◆ What this task involves ◆
Go through the data below and gather each line containing "Hipotecas".

◆ Provided material ◆
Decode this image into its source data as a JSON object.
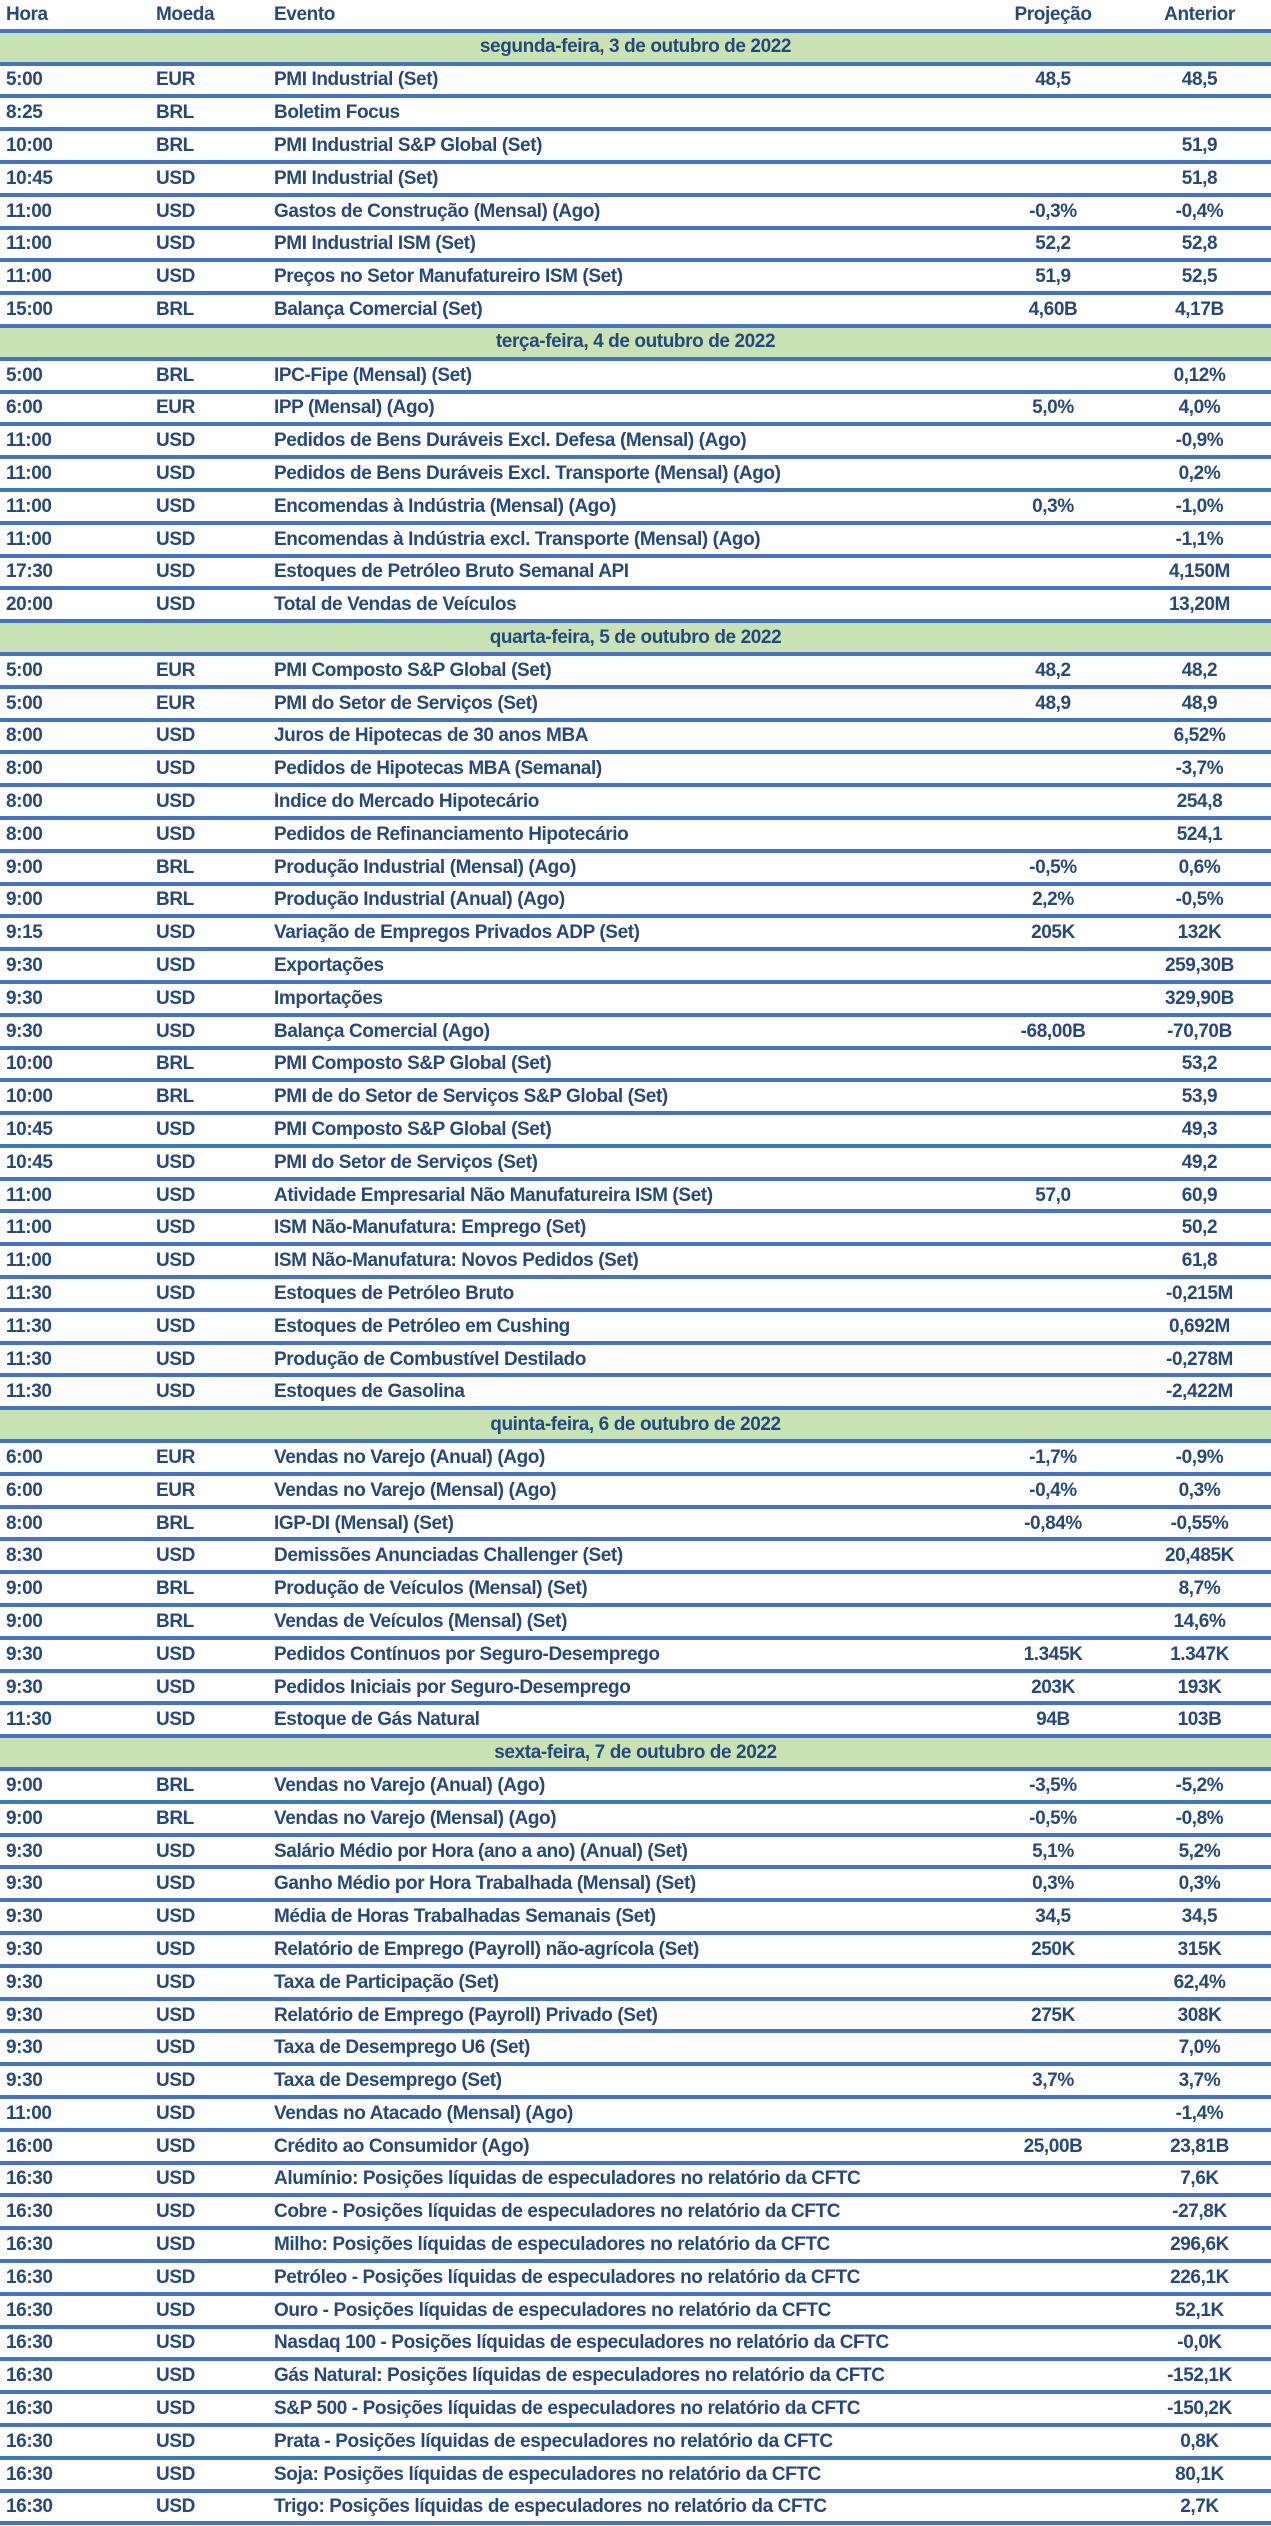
{
  "colors": {
    "border_blue": "#4472C4",
    "day_header_green": "#C8E2B3",
    "text_navy": "#25497F"
  },
  "table": {
    "columns": [
      "Hora",
      "Moeda",
      "Evento",
      "Projeção",
      "Anterior"
    ],
    "days": [
      {
        "header": "segunda-feira, 3 de outubro de 2022",
        "rows": [
          {
            "hora": "5:00",
            "moeda": "EUR",
            "evento": "PMI Industrial (Set)",
            "projecao": "48,5",
            "anterior": "48,5"
          },
          {
            "hora": "8:25",
            "moeda": "BRL",
            "evento": "Boletim Focus",
            "projecao": "",
            "anterior": ""
          },
          {
            "hora": "10:00",
            "moeda": "BRL",
            "evento": "PMI Industrial S&P Global (Set)",
            "projecao": "",
            "anterior": "51,9"
          },
          {
            "hora": "10:45",
            "moeda": "USD",
            "evento": "PMI Industrial (Set)",
            "projecao": "",
            "anterior": "51,8"
          },
          {
            "hora": "11:00",
            "moeda": "USD",
            "evento": "Gastos de Construção (Mensal) (Ago)",
            "projecao": "-0,3%",
            "anterior": "-0,4%"
          },
          {
            "hora": "11:00",
            "moeda": "USD",
            "evento": "PMI Industrial ISM (Set)",
            "projecao": "52,2",
            "anterior": "52,8"
          },
          {
            "hora": "11:00",
            "moeda": "USD",
            "evento": "Preços no Setor Manufatureiro ISM (Set)",
            "projecao": "51,9",
            "anterior": "52,5"
          },
          {
            "hora": "15:00",
            "moeda": "BRL",
            "evento": "Balança Comercial (Set)",
            "projecao": "4,60B",
            "anterior": "4,17B"
          }
        ]
      },
      {
        "header": "terça-feira, 4 de outubro de 2022",
        "rows": [
          {
            "hora": "5:00",
            "moeda": "BRL",
            "evento": "IPC-Fipe (Mensal) (Set)",
            "projecao": "",
            "anterior": "0,12%"
          },
          {
            "hora": "6:00",
            "moeda": "EUR",
            "evento": "IPP (Mensal) (Ago)",
            "projecao": "5,0%",
            "anterior": "4,0%"
          },
          {
            "hora": "11:00",
            "moeda": "USD",
            "evento": "Pedidos de Bens Duráveis Excl. Defesa (Mensal) (Ago)",
            "projecao": "",
            "anterior": "-0,9%"
          },
          {
            "hora": "11:00",
            "moeda": "USD",
            "evento": "Pedidos de Bens Duráveis Excl. Transporte (Mensal) (Ago)",
            "projecao": "",
            "anterior": "0,2%"
          },
          {
            "hora": "11:00",
            "moeda": "USD",
            "evento": "Encomendas à Indústria (Mensal) (Ago)",
            "projecao": "0,3%",
            "anterior": "-1,0%"
          },
          {
            "hora": "11:00",
            "moeda": "USD",
            "evento": "Encomendas à Indústria excl. Transporte (Mensal) (Ago)",
            "projecao": "",
            "anterior": "-1,1%"
          },
          {
            "hora": "17:30",
            "moeda": "USD",
            "evento": "Estoques de Petróleo Bruto Semanal API",
            "projecao": "",
            "anterior": "4,150M"
          },
          {
            "hora": "20:00",
            "moeda": "USD",
            "evento": "Total de Vendas de Veículos",
            "projecao": "",
            "anterior": "13,20M"
          }
        ]
      },
      {
        "header": "quarta-feira, 5 de outubro de 2022",
        "rows": [
          {
            "hora": "5:00",
            "moeda": "EUR",
            "evento": "PMI Composto S&P Global (Set)",
            "projecao": "48,2",
            "anterior": "48,2"
          },
          {
            "hora": "5:00",
            "moeda": "EUR",
            "evento": "PMI do Setor de Serviços (Set)",
            "projecao": "48,9",
            "anterior": "48,9"
          },
          {
            "hora": "8:00",
            "moeda": "USD",
            "evento": "Juros de Hipotecas de 30 anos MBA",
            "projecao": "",
            "anterior": "6,52%"
          },
          {
            "hora": "8:00",
            "moeda": "USD",
            "evento": "Pedidos de Hipotecas MBA (Semanal)",
            "projecao": "",
            "anterior": "-3,7%"
          },
          {
            "hora": "8:00",
            "moeda": "USD",
            "evento": "Índice do Mercado Hipotecário",
            "projecao": "",
            "anterior": "254,8"
          },
          {
            "hora": "8:00",
            "moeda": "USD",
            "evento": "Pedidos de Refinanciamento Hipotecário",
            "projecao": "",
            "anterior": "524,1"
          },
          {
            "hora": "9:00",
            "moeda": "BRL",
            "evento": "Produção Industrial (Mensal) (Ago)",
            "projecao": "-0,5%",
            "anterior": "0,6%"
          },
          {
            "hora": "9:00",
            "moeda": "BRL",
            "evento": "Produção Industrial (Anual) (Ago)",
            "projecao": "2,2%",
            "anterior": "-0,5%"
          },
          {
            "hora": "9:15",
            "moeda": "USD",
            "evento": "Variação de Empregos Privados ADP (Set)",
            "projecao": "205K",
            "anterior": "132K"
          },
          {
            "hora": "9:30",
            "moeda": "USD",
            "evento": "Exportações",
            "projecao": "",
            "anterior": "259,30B"
          },
          {
            "hora": "9:30",
            "moeda": "USD",
            "evento": "Importações",
            "projecao": "",
            "anterior": "329,90B"
          },
          {
            "hora": "9:30",
            "moeda": "USD",
            "evento": "Balança Comercial (Ago)",
            "projecao": "-68,00B",
            "anterior": "-70,70B"
          },
          {
            "hora": "10:00",
            "moeda": "BRL",
            "evento": "PMI Composto S&P Global (Set)",
            "projecao": "",
            "anterior": "53,2"
          },
          {
            "hora": "10:00",
            "moeda": "BRL",
            "evento": "PMI de do Setor de Serviços S&P Global (Set)",
            "projecao": "",
            "anterior": "53,9"
          },
          {
            "hora": "10:45",
            "moeda": "USD",
            "evento": "PMI Composto S&P Global (Set)",
            "projecao": "",
            "anterior": "49,3"
          },
          {
            "hora": "10:45",
            "moeda": "USD",
            "evento": "PMI do Setor de Serviços (Set)",
            "projecao": "",
            "anterior": "49,2"
          },
          {
            "hora": "11:00",
            "moeda": "USD",
            "evento": "Atividade Empresarial Não Manufatureira ISM (Set)",
            "projecao": "57,0",
            "anterior": "60,9"
          },
          {
            "hora": "11:00",
            "moeda": "USD",
            "evento": "ISM Não-Manufatura: Emprego (Set)",
            "projecao": "",
            "anterior": "50,2"
          },
          {
            "hora": "11:00",
            "moeda": "USD",
            "evento": "ISM Não-Manufatura: Novos Pedidos (Set)",
            "projecao": "",
            "anterior": "61,8"
          },
          {
            "hora": "11:30",
            "moeda": "USD",
            "evento": "Estoques de Petróleo Bruto",
            "projecao": "",
            "anterior": "-0,215M"
          },
          {
            "hora": "11:30",
            "moeda": "USD",
            "evento": "Estoques de Petróleo em Cushing",
            "projecao": "",
            "anterior": "0,692M"
          },
          {
            "hora": "11:30",
            "moeda": "USD",
            "evento": "Produção de Combustível Destilado",
            "projecao": "",
            "anterior": "-0,278M"
          },
          {
            "hora": "11:30",
            "moeda": "USD",
            "evento": "Estoques de Gasolina",
            "projecao": "",
            "anterior": "-2,422M"
          }
        ]
      },
      {
        "header": "quinta-feira, 6 de outubro de 2022",
        "rows": [
          {
            "hora": "6:00",
            "moeda": "EUR",
            "evento": "Vendas no Varejo (Anual) (Ago)",
            "projecao": "-1,7%",
            "anterior": "-0,9%"
          },
          {
            "hora": "6:00",
            "moeda": "EUR",
            "evento": "Vendas no Varejo (Mensal) (Ago)",
            "projecao": "-0,4%",
            "anterior": "0,3%"
          },
          {
            "hora": "8:00",
            "moeda": "BRL",
            "evento": "IGP-DI (Mensal) (Set)",
            "projecao": "-0,84%",
            "anterior": "-0,55%"
          },
          {
            "hora": "8:30",
            "moeda": "USD",
            "evento": "Demissões Anunciadas Challenger (Set)",
            "projecao": "",
            "anterior": "20,485K"
          },
          {
            "hora": "9:00",
            "moeda": "BRL",
            "evento": "Produção de Veículos (Mensal) (Set)",
            "projecao": "",
            "anterior": "8,7%"
          },
          {
            "hora": "9:00",
            "moeda": "BRL",
            "evento": "Vendas de Veículos (Mensal) (Set)",
            "projecao": "",
            "anterior": "14,6%"
          },
          {
            "hora": "9:30",
            "moeda": "USD",
            "evento": "Pedidos Contínuos por Seguro-Desemprego",
            "projecao": "1.345K",
            "anterior": "1.347K"
          },
          {
            "hora": "9:30",
            "moeda": "USD",
            "evento": "Pedidos Iniciais por Seguro-Desemprego",
            "projecao": "203K",
            "anterior": "193K"
          },
          {
            "hora": "11:30",
            "moeda": "USD",
            "evento": "Estoque de Gás Natural",
            "projecao": "94B",
            "anterior": "103B"
          }
        ]
      },
      {
        "header": "sexta-feira, 7 de outubro de 2022",
        "rows": [
          {
            "hora": "9:00",
            "moeda": "BRL",
            "evento": "Vendas no Varejo (Anual) (Ago)",
            "projecao": "-3,5%",
            "anterior": "-5,2%"
          },
          {
            "hora": "9:00",
            "moeda": "BRL",
            "evento": "Vendas no Varejo (Mensal) (Ago)",
            "projecao": "-0,5%",
            "anterior": "-0,8%"
          },
          {
            "hora": "9:30",
            "moeda": "USD",
            "evento": "Salário Médio por Hora (ano a ano) (Anual) (Set)",
            "projecao": "5,1%",
            "anterior": "5,2%"
          },
          {
            "hora": "9:30",
            "moeda": "USD",
            "evento": "Ganho Médio por Hora Trabalhada (Mensal) (Set)",
            "projecao": "0,3%",
            "anterior": "0,3%"
          },
          {
            "hora": "9:30",
            "moeda": "USD",
            "evento": "Média de Horas Trabalhadas Semanais (Set)",
            "projecao": "34,5",
            "anterior": "34,5"
          },
          {
            "hora": "9:30",
            "moeda": "USD",
            "evento": "Relatório de Emprego (Payroll) não-agrícola (Set)",
            "projecao": "250K",
            "anterior": "315K"
          },
          {
            "hora": "9:30",
            "moeda": "USD",
            "evento": "Taxa de Participação (Set)",
            "projecao": "",
            "anterior": "62,4%"
          },
          {
            "hora": "9:30",
            "moeda": "USD",
            "evento": "Relatório de Emprego (Payroll) Privado (Set)",
            "projecao": "275K",
            "anterior": "308K"
          },
          {
            "hora": "9:30",
            "moeda": "USD",
            "evento": "Taxa de Desemprego U6 (Set)",
            "projecao": "",
            "anterior": "7,0%"
          },
          {
            "hora": "9:30",
            "moeda": "USD",
            "evento": "Taxa de Desemprego (Set)",
            "projecao": "3,7%",
            "anterior": "3,7%"
          },
          {
            "hora": "11:00",
            "moeda": "USD",
            "evento": "Vendas no Atacado (Mensal) (Ago)",
            "projecao": "",
            "anterior": "-1,4%"
          },
          {
            "hora": "16:00",
            "moeda": "USD",
            "evento": "Crédito ao Consumidor (Ago)",
            "projecao": "25,00B",
            "anterior": "23,81B"
          },
          {
            "hora": "16:30",
            "moeda": "USD",
            "evento": "Alumínio: Posições líquidas de especuladores no relatório da CFTC",
            "projecao": "",
            "anterior": "7,6K"
          },
          {
            "hora": "16:30",
            "moeda": "USD",
            "evento": "Cobre - Posições líquidas de especuladores no relatório da CFTC",
            "projecao": "",
            "anterior": "-27,8K"
          },
          {
            "hora": "16:30",
            "moeda": "USD",
            "evento": "Milho: Posições líquidas de especuladores no relatório da CFTC",
            "projecao": "",
            "anterior": "296,6K"
          },
          {
            "hora": "16:30",
            "moeda": "USD",
            "evento": "Petróleo - Posições líquidas de especuladores no relatório da CFTC",
            "projecao": "",
            "anterior": "226,1K"
          },
          {
            "hora": "16:30",
            "moeda": "USD",
            "evento": "Ouro - Posições líquidas de especuladores no relatório da CFTC",
            "projecao": "",
            "anterior": "52,1K"
          },
          {
            "hora": "16:30",
            "moeda": "USD",
            "evento": "Nasdaq 100 - Posições líquidas de especuladores no relatório da CFTC",
            "projecao": "",
            "anterior": "-0,0K"
          },
          {
            "hora": "16:30",
            "moeda": "USD",
            "evento": "Gás Natural: Posições líquidas de especuladores no relatório da CFTC",
            "projecao": "",
            "anterior": "-152,1K"
          },
          {
            "hora": "16:30",
            "moeda": "USD",
            "evento": "S&P 500 - Posições líquidas de especuladores no relatório da CFTC",
            "projecao": "",
            "anterior": "-150,2K"
          },
          {
            "hora": "16:30",
            "moeda": "USD",
            "evento": "Prata - Posições líquidas de especuladores no relatório da CFTC",
            "projecao": "",
            "anterior": "0,8K"
          },
          {
            "hora": "16:30",
            "moeda": "USD",
            "evento": "Soja: Posições líquidas de especuladores no relatório da CFTC",
            "projecao": "",
            "anterior": "80,1K"
          },
          {
            "hora": "16:30",
            "moeda": "USD",
            "evento": "Trigo: Posições líquidas de especuladores no relatório da CFTC",
            "projecao": "",
            "anterior": "2,7K"
          }
        ]
      }
    ]
  }
}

◆ Solution for this exercise ◆
            "evento": "Juros de Hipotecas de 30 anos MBA",
            "evento": "Pedidos de Hipotecas MBA (Semanal)",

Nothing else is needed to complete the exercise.